_Task prompt_
Find every line in the records below that holds the word "active", and copy each one.

=== Supplied information ===

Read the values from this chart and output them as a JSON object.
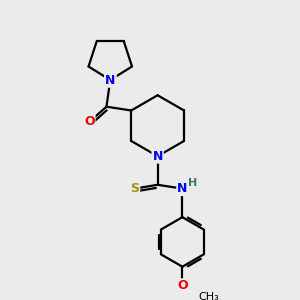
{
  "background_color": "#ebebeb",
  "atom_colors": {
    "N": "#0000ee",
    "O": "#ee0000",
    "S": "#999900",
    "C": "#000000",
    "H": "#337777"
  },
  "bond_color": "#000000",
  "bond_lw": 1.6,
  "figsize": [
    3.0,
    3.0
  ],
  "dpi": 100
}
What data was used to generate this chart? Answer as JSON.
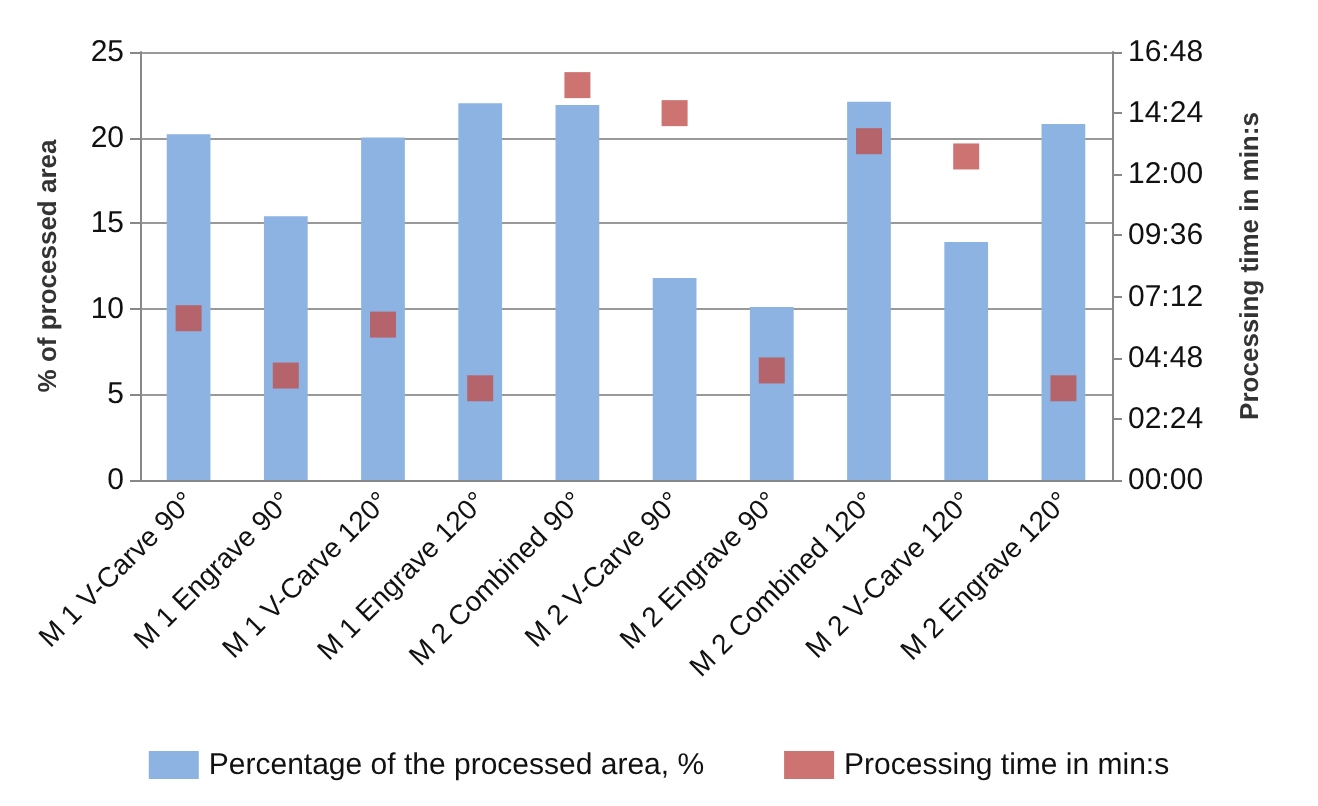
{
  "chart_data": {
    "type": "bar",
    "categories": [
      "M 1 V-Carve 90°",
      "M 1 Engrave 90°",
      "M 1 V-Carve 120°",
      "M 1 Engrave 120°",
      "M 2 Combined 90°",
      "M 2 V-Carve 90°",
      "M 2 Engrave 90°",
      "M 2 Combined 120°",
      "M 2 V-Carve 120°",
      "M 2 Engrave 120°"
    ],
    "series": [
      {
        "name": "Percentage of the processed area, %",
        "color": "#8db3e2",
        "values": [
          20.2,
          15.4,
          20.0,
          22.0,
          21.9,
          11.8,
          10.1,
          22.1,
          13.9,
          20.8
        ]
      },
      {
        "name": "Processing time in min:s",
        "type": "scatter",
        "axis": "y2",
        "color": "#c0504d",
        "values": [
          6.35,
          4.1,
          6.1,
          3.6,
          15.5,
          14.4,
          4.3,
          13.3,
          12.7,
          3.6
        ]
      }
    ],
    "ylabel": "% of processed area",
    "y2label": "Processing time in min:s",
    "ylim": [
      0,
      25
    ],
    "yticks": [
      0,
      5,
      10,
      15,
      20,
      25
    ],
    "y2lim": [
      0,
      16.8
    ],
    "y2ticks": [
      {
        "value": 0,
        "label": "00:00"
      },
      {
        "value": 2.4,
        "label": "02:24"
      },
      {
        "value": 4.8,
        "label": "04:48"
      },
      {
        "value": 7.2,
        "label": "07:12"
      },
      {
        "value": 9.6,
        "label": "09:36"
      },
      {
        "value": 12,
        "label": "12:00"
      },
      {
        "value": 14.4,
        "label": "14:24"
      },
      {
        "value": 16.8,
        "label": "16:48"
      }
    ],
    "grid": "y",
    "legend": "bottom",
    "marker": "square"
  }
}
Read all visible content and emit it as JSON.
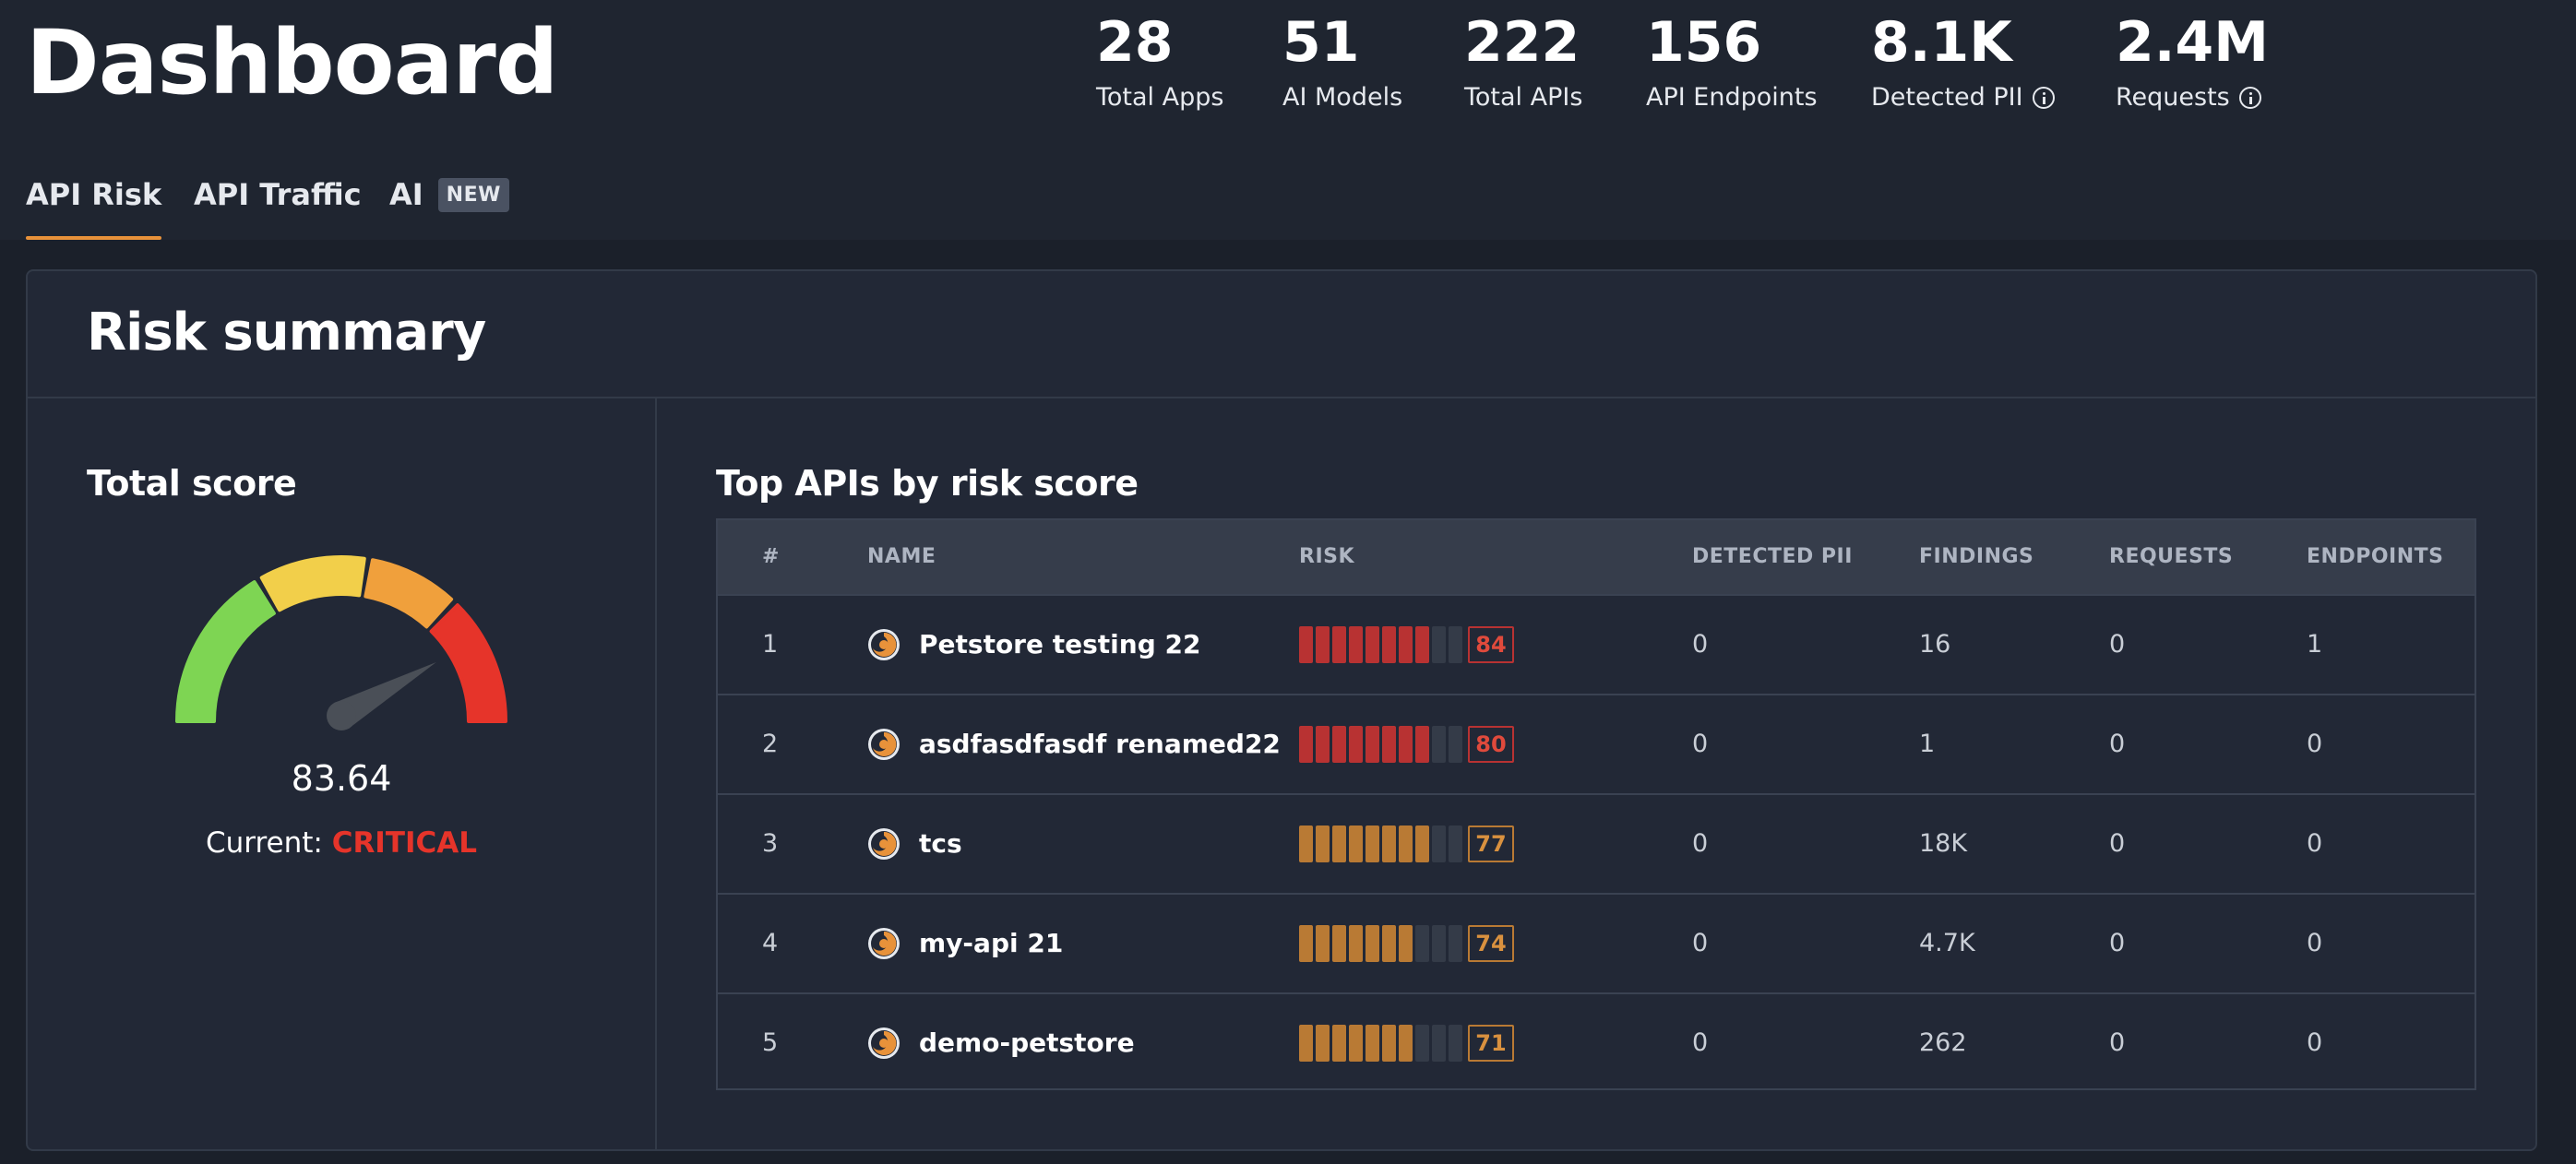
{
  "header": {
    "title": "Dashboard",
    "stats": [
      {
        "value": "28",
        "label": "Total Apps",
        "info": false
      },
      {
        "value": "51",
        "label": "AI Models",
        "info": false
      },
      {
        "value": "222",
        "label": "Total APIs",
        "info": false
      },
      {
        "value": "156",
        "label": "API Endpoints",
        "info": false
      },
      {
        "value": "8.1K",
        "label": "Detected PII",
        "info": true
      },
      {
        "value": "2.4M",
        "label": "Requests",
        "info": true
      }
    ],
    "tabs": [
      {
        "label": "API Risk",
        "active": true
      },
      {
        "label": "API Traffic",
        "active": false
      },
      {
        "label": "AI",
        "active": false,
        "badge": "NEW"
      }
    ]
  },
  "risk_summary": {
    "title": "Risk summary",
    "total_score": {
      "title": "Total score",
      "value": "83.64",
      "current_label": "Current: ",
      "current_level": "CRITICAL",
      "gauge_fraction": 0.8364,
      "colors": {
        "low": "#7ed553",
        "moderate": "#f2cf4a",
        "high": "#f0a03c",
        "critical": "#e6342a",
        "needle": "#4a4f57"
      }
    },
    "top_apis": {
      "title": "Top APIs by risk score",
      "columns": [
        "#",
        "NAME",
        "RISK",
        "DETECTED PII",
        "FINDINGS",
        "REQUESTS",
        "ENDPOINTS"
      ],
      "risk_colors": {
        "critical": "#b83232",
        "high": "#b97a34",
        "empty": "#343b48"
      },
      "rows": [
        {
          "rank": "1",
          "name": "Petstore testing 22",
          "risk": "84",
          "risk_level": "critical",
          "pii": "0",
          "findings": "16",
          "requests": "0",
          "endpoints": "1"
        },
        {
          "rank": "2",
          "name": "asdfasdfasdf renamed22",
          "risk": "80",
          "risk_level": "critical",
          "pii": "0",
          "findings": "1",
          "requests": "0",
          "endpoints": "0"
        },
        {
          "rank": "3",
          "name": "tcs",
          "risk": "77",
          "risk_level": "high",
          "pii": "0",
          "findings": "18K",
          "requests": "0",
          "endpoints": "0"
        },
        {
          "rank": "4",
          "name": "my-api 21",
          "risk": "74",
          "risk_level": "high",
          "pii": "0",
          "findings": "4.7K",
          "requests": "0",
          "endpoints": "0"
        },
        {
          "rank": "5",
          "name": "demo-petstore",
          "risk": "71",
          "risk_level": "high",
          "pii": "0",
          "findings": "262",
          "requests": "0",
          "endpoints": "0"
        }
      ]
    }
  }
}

===

_Answer to the exercise_
        "active": true
        "active": false
        "active": false,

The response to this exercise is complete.